──────── Records to use ────────

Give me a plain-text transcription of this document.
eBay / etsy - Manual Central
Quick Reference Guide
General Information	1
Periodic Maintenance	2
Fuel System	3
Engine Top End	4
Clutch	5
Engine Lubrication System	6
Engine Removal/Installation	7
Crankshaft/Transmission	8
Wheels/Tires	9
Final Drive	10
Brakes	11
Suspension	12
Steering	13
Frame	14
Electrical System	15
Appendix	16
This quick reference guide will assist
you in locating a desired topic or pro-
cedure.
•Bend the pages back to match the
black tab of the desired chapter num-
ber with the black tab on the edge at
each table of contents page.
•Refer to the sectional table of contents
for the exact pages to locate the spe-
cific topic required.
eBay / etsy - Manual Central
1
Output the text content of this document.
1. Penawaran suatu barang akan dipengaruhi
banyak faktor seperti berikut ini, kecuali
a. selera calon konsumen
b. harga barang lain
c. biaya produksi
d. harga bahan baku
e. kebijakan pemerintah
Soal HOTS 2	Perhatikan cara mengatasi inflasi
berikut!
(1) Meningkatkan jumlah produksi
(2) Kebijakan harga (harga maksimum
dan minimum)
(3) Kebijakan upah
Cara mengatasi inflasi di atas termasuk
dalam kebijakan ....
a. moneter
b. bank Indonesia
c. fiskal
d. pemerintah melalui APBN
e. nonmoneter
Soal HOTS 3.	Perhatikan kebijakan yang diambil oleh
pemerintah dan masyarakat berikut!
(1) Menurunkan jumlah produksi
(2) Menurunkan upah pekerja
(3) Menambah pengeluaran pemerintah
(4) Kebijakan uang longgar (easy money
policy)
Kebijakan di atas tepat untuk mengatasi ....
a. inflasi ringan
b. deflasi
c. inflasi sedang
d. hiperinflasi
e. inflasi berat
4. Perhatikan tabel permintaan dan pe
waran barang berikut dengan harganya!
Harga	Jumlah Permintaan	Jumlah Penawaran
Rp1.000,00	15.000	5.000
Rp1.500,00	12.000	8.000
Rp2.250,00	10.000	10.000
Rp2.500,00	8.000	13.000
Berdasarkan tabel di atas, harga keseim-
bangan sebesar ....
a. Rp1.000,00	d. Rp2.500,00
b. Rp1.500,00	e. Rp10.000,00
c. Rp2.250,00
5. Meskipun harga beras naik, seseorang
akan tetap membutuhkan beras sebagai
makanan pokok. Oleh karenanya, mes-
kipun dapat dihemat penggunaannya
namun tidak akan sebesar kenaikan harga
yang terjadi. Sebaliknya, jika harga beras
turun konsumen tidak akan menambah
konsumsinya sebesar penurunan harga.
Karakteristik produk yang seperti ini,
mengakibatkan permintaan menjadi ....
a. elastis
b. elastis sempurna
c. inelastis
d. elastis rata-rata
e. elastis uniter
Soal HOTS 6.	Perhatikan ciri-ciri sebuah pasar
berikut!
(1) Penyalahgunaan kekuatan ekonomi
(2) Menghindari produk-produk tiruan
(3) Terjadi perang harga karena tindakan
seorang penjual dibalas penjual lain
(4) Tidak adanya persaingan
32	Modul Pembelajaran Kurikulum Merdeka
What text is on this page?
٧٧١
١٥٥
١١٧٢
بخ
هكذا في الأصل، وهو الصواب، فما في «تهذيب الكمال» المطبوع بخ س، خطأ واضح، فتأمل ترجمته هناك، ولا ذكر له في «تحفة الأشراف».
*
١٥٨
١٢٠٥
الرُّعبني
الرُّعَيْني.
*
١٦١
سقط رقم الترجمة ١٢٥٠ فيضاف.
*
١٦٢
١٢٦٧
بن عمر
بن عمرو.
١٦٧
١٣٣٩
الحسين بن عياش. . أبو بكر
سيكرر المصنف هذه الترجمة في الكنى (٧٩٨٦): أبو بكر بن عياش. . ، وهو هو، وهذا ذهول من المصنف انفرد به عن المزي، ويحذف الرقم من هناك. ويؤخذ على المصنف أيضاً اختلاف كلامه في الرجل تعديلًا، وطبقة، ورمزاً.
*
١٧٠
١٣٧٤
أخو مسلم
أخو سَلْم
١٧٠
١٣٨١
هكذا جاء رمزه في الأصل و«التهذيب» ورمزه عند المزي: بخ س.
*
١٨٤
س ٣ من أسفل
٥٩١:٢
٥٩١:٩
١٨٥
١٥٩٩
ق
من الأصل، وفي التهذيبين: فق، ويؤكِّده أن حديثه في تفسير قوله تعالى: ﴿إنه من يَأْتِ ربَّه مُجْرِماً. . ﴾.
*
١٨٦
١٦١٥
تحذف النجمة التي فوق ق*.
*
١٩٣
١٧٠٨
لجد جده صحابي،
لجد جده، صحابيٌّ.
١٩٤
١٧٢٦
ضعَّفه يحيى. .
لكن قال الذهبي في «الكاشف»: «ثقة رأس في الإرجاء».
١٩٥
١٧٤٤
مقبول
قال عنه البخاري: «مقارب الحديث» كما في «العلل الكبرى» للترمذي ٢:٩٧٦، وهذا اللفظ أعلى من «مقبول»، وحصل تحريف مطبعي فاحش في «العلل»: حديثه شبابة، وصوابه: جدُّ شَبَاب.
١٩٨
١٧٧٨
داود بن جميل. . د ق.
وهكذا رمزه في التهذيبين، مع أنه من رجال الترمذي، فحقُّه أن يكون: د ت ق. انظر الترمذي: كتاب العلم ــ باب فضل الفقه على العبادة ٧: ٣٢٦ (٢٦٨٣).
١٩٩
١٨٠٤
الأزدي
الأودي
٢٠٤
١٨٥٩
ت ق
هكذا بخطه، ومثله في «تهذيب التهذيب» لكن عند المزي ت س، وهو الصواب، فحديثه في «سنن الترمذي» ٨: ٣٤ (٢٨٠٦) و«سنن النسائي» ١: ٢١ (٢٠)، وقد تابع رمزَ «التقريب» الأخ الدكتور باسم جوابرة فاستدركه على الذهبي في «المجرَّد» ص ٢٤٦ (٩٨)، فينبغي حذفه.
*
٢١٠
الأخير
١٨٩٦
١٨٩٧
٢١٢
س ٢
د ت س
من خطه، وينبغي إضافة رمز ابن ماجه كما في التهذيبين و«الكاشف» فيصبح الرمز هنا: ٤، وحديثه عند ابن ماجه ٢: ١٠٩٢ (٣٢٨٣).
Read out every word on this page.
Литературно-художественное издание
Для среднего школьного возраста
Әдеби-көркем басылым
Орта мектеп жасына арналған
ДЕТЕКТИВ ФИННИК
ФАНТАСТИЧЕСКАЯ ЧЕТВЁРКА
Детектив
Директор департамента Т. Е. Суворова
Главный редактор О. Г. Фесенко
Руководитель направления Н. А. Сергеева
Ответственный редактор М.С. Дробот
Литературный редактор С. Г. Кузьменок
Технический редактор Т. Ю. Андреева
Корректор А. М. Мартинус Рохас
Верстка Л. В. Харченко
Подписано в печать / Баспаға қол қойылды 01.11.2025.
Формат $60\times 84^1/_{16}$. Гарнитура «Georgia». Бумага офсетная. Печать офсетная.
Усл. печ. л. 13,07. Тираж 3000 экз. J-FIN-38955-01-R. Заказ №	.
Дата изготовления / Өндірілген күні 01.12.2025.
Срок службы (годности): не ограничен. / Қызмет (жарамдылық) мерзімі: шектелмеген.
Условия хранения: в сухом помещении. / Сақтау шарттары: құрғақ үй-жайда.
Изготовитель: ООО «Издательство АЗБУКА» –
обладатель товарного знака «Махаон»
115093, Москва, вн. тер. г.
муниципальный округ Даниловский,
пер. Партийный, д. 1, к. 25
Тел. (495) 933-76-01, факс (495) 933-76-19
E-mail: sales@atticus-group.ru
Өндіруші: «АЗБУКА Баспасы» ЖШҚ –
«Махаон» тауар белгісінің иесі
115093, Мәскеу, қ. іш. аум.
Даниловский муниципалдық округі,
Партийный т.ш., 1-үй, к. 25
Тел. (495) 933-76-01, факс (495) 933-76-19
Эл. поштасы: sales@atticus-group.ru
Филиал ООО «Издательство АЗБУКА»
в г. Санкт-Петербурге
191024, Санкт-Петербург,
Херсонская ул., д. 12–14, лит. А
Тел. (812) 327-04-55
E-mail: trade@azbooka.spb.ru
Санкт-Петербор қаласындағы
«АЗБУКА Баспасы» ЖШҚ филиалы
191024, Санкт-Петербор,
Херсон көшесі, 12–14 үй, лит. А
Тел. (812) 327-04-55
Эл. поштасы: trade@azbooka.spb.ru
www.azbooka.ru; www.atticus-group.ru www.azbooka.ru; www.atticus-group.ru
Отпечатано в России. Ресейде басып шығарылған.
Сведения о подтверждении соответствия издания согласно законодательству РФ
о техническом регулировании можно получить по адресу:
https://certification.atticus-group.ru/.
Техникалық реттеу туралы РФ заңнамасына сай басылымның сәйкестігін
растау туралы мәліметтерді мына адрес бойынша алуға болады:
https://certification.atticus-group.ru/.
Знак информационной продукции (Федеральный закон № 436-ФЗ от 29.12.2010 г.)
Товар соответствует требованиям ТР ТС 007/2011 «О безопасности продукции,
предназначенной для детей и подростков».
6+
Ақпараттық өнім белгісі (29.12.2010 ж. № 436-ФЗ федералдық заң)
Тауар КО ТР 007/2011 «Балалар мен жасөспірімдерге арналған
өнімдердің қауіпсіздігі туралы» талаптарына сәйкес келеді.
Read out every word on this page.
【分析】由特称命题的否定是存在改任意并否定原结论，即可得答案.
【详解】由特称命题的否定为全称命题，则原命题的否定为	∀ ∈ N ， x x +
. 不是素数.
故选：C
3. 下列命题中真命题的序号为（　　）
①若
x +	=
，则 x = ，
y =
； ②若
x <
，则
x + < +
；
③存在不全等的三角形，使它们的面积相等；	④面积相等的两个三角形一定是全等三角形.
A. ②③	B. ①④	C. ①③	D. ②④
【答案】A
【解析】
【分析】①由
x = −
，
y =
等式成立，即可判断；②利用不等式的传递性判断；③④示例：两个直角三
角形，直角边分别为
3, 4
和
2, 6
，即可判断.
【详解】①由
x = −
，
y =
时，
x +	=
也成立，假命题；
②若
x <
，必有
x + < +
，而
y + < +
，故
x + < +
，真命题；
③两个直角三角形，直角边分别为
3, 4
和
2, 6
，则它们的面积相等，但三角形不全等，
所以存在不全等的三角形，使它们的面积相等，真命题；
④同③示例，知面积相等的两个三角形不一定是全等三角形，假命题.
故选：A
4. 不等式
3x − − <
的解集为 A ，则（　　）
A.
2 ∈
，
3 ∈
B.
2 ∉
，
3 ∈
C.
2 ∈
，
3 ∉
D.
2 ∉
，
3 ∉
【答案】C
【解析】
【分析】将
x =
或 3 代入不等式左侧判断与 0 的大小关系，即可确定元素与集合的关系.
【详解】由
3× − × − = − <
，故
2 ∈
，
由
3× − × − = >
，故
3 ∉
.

────────

▶ _What is required_
Pull out every line of the entries that includes the word "mengatasi".

▶ _Problem solution_
Soal HOTS 2	Perhatikan cara mengatasi inflasi
Cara mengatasi inflasi di atas termasuk
Kebijakan di atas tepat untuk mengatasi ....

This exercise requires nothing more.